* Directive: Images are not part of the copy; write out the rest of the data exactly as given.

BEGIN

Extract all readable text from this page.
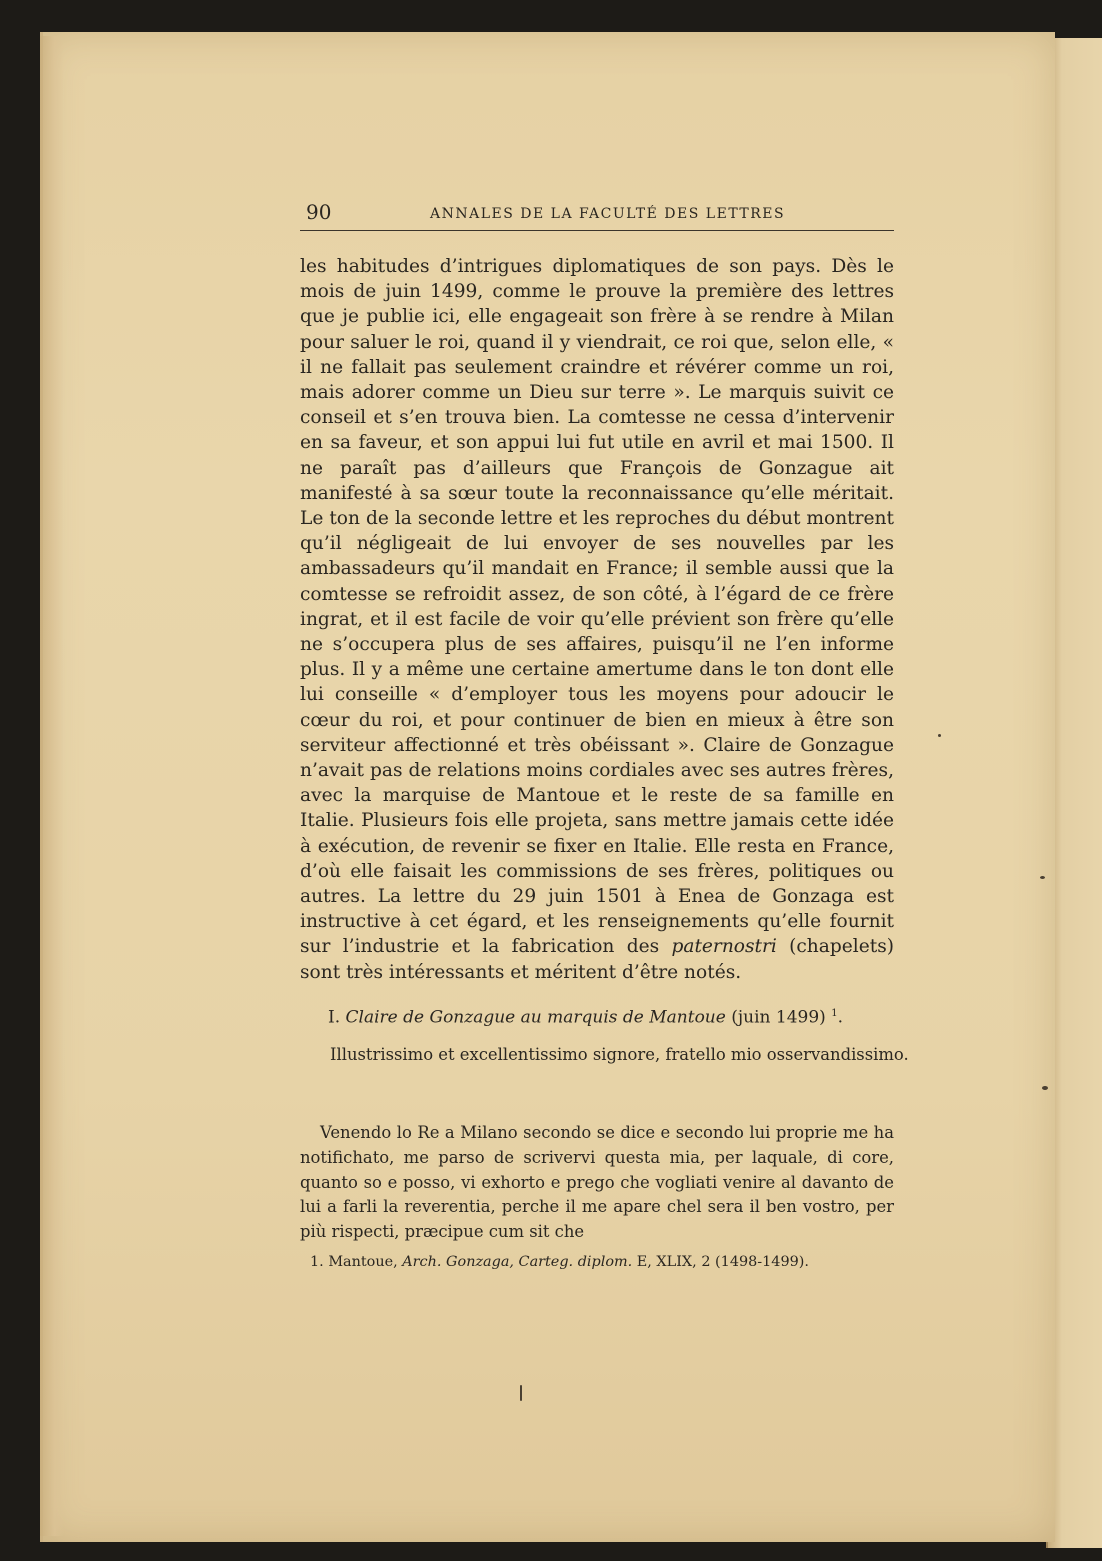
90	ANNALES DE LA FACULTÉ DES LETTRES

les habitudes d’intrigues diplomatiques de son pays. Dès le mois de juin 1499, comme le prouve la première des lettres que je publie ici, elle engageait son frère à se rendre à Milan pour saluer le roi, quand il y viendrait, ce roi que, selon elle, « il ne fallait pas seulement craindre et révérer comme un roi, mais adorer comme un Dieu sur terre ». Le marquis suivit ce conseil et s’en trouva bien. La comtesse ne cessa d’intervenir en sa faveur, et son appui lui fut utile en avril et mai 1500. Il ne paraît pas d’ailleurs que François de Gonzague ait manifesté à sa sœur toute la reconnaissance qu’elle méritait. Le ton de la seconde lettre et les reproches du début montrent qu’il négligeait de lui envoyer de ses nouvelles par les ambassadeurs qu’il mandait en France; il semble aussi que la comtesse se refroidit assez, de son côté, à l’égard de ce frère ingrat, et il est facile de voir qu’elle prévient son frère qu’elle ne s’occupera plus de ses affaires, puisqu’il ne l’en informe plus. Il y a même une certaine amertume dans le ton dont elle lui conseille « d’employer tous les moyens pour adoucir le cœur du roi, et pour continuer de bien en mieux à être son serviteur affectionné et très obéissant ». Claire de Gonzague n’avait pas de relations moins cordiales avec ses autres frères, avec la marquise de Mantoue et le reste de sa famille en Italie. Plusieurs fois elle projeta, sans mettre jamais cette idée à exécution, de revenir se fixer en Italie. Elle resta en France, d’où elle faisait les commissions de ses frères, politiques ou autres. La lettre du 29 juin 1501 à Enea de Gonzaga est instructive à cet égard, et les renseignements qu’elle fournit sur l’industrie et la fabrication des paternostri (chapelets) sont très intéressants et méritent d’être notés.

I. Claire de Gonzague au marquis de Mantoue (juin 1499) $^1$.
Illustrissimo et excellentissimo signore, fratello mio osservandissimo.

Venendo lo Re a Milano secondo se dice e secondo lui proprie me ha notifichato, me parso de scrivervi questa mia, per laquale, di core, quanto so e posso, vi exhorto e prego che vogliati venire al davanto de lui a farli la reverentia, perche il me apare chel sera il ben vostro, per più rispecti, præcipue cum sit che

1. Mantoue, Arch. Gonzaga, Carteg. diplom. E, XLIX, 2 (1498-1499).
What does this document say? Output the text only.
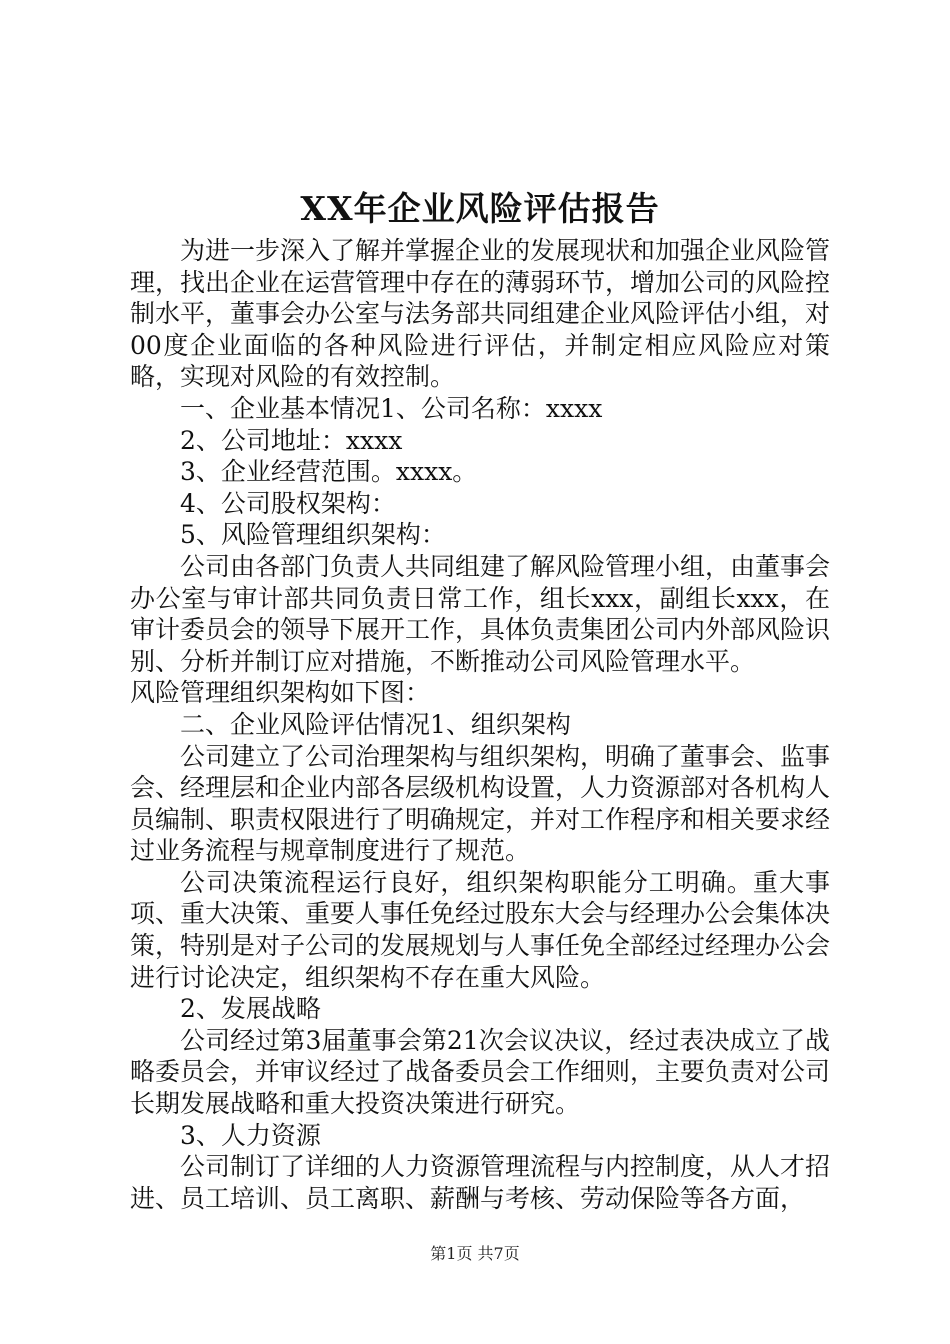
XX年企业风险评估报告

为进一步深入了解并掌握企业的发展现状和加强企业风险管理，找出企业在运营管理中存在的薄弱环节，增加公司的风险控制水平，董事会办公室与法务部共同组建企业风险评估小组，对00度企业面临的各种风险进行评估，并制定相应风险应对策略，实现对风险的有效控制。

一、企业基本情况1、公司名称：xxxx

2、公司地址：xxxx

3、企业经营范围。xxxx。

4、公司股权架构：

5、风险管理组织架构：

公司由各部门负责人共同组建了解风险管理小组，由董事会办公室与审计部共同负责日常工作，组长xxx，副组长xxx，在审计委员会的领导下展开工作，具体负责集团公司内外部风险识别、分析并制订应对措施，不断推动公司风险管理水平。

风险管理组织架构如下图：

二、企业风险评估情况1、组织架构

公司建立了公司治理架构与组织架构，明确了董事会、监事会、经理层和企业内部各层级机构设置，人力资源部对各机构人员编制、职责权限进行了明确规定，并对工作程序和相关要求经过业务流程与规章制度进行了规范。

公司决策流程运行良好，组织架构职能分工明确。重大事项、重大决策、重要人事任免经过股东大会与经理办公会集体决策，特别是对子公司的发展规划与人事任免全部经过经理办公会进行讨论决定，组织架构不存在重大风险。

2、发展战略

公司经过第3届董事会第21次会议决议，经过表决成立了战略委员会，并审议经过了战备委员会工作细则，主要负责对公司长期发展战略和重大投资决策进行研究。

3、人力资源

公司制订了详细的人力资源管理流程与内控制度，从人才招进、员工培训、员工离职、薪酬与考核、劳动保险等各方面，

第1页 共7页
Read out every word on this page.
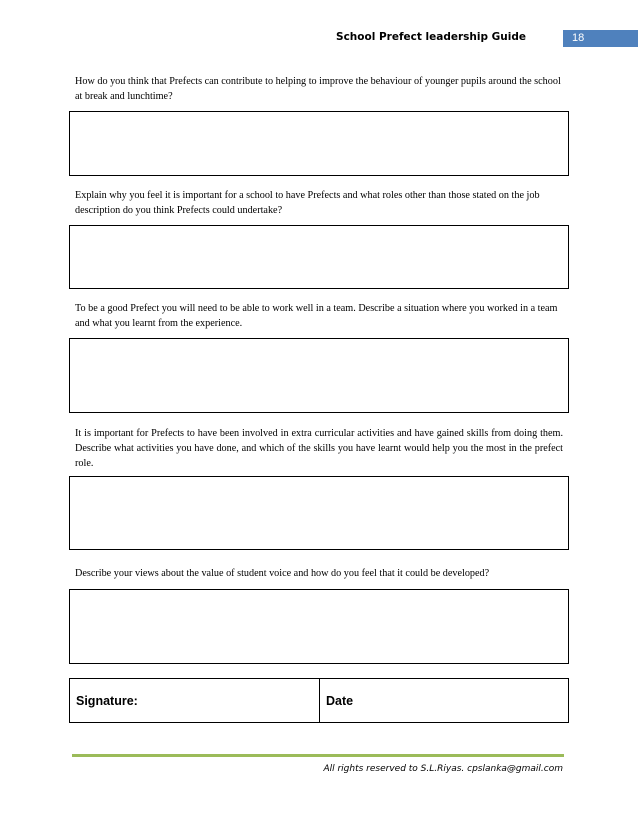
School Prefect leadership Guide	18
How do you think that Prefects can contribute to helping to improve the behaviour of younger pupils around the school at break and lunchtime?
Explain why you feel it is important for a school to have Prefects and what roles other than those stated on the job description do you think Prefects could undertake?
To be a good Prefect you will need to be able to work well in a team. Describe a situation where you worked in a team and what you learnt from the experience.
It is important for Prefects to have been involved in extra curricular activities and have gained skills from doing them. Describe what activities you have done, and which of the skills you have learnt would help you the most in the prefect role.
Describe your views about the value of student voice and how do you feel that it could be developed?
Signature:	Date
All rights reserved to S.L.Riyas. cpslanka@gmail.com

END

* Solution to the exercise:
Extract all readable text from this page.
90	ANNALES DE LA FACULTÉ DES LETTRES

les habitudes d’intrigues diplomatiques de son pays. Dès le mois de juin 1499, comme le prouve la première des lettres que je publie ici, elle engageait son frère à se rendre à Milan pour saluer le roi, quand il y viendrait, ce roi que, selon elle, « il ne fallait pas seulement craindre et révérer comme un roi, mais adorer comme un Dieu sur terre ». Le marquis suivit ce conseil et s’en trouva bien. La comtesse ne cessa d’intervenir en sa faveur, et son appui lui fut utile en avril et mai 1500. Il ne paraît pas d’ailleurs que François de Gonzague ait manifesté à sa sœur toute la reconnaissance qu’elle méritait. Le ton de la seconde lettre et les reproches du début montrent qu’il négligeait de lui envoyer de ses nouvelles par les ambassadeurs qu’il mandait en France; il semble aussi que la comtesse se refroidit assez, de son côté, à l’égard de ce frère ingrat, et il est facile de voir qu’elle prévient son frère qu’elle ne s’occupera plus de ses affaires, puisqu’il ne l’en informe plus. Il y a même une certaine amertume dans le ton dont elle lui conseille « d’employer tous les moyens pour adoucir le cœur du roi, et pour continuer de bien en mieux à être son serviteur affectionné et très obéissant ». Claire de Gonzague n’avait pas de relations moins cordiales avec ses autres frères, avec la marquise de Mantoue et le reste de sa famille en Italie. Plusieurs fois elle projeta, sans mettre jamais cette idée à exécution, de revenir se fixer en Italie. Elle resta en France, d’où elle faisait les commissions de ses frères, politiques ou autres. La lettre du 29 juin 1501 à Enea de Gonzaga est instructive à cet égard, et les renseignements qu’elle fournit sur l’industrie et la fabrication des paternostri (chapelets) sont très intéressants et méritent d’être notés.

I. Claire de Gonzague au marquis de Mantoue (juin 1499) $^1$.
Illustrissimo et excellentissimo signore, fratello mio osservandissimo.

Venendo lo Re a Milano secondo se dice e secondo lui proprie me ha notifichato, me parso de scrivervi questa mia, per laquale, di core, quanto so e posso, vi exhorto e prego che vogliati venire al davanto de lui a farli la reverentia, perche il me apare chel sera il ben vostro, per più rispecti, præcipue cum sit che

1. Mantoue, Arch. Gonzaga, Carteg. diplom. E, XLIX, 2 (1498-1499).
What does this document say? Output the text only.
XX年企业风险评估报告

为进一步深入了解并掌握企业的发展现状和加强企业风险管理，找出企业在运营管理中存在的薄弱环节，增加公司的风险控制水平，董事会办公室与法务部共同组建企业风险评估小组，对00度企业面临的各种风险进行评估，并制定相应风险应对策略，实现对风险的有效控制。

一、企业基本情况1、公司名称：xxxx

2、公司地址：xxxx

3、企业经营范围。xxxx。

4、公司股权架构：

5、风险管理组织架构：

公司由各部门负责人共同组建了解风险管理小组，由董事会办公室与审计部共同负责日常工作，组长xxx，副组长xxx，在审计委员会的领导下展开工作，具体负责集团公司内外部风险识别、分析并制订应对措施，不断推动公司风险管理水平。

风险管理组织架构如下图：

二、企业风险评估情况1、组织架构

公司建立了公司治理架构与组织架构，明确了董事会、监事会、经理层和企业内部各层级机构设置，人力资源部对各机构人员编制、职责权限进行了明确规定，并对工作程序和相关要求经过业务流程与规章制度进行了规范。

公司决策流程运行良好，组织架构职能分工明确。重大事项、重大决策、重要人事任免经过股东大会与经理办公会集体决策，特别是对子公司的发展规划与人事任免全部经过经理办公会进行讨论决定，组织架构不存在重大风险。

2、发展战略

公司经过第3届董事会第21次会议决议，经过表决成立了战略委员会，并审议经过了战备委员会工作细则，主要负责对公司长期发展战略和重大投资决策进行研究。

3、人力资源

公司制订了详细的人力资源管理流程与内控制度，从人才招进、员工培训、员工离职、薪酬与考核、劳动保险等各方面，

第1页 共7页
Read out every word on this page.
School Prefect leadership Guide	18
How do you think that Prefects can contribute to helping to improve the behaviour of younger pupils around the school at break and lunchtime?
Explain why you feel it is important for a school to have Prefects and what roles other than those stated on the job description do you think Prefects could undertake?
To be a good Prefect you will need to be able to work well in a team. Describe a situation where you worked in a team and what you learnt from the experience.
It is important for Prefects to have been involved in extra curricular activities and have gained skills from doing them. Describe what activities you have done, and which of the skills you have learnt would help you the most in the prefect role.
Describe your views about the value of student voice and how do you feel that it could be developed?
Signature:	Date
All rights reserved to S.L.Riyas. cpslanka@gmail.com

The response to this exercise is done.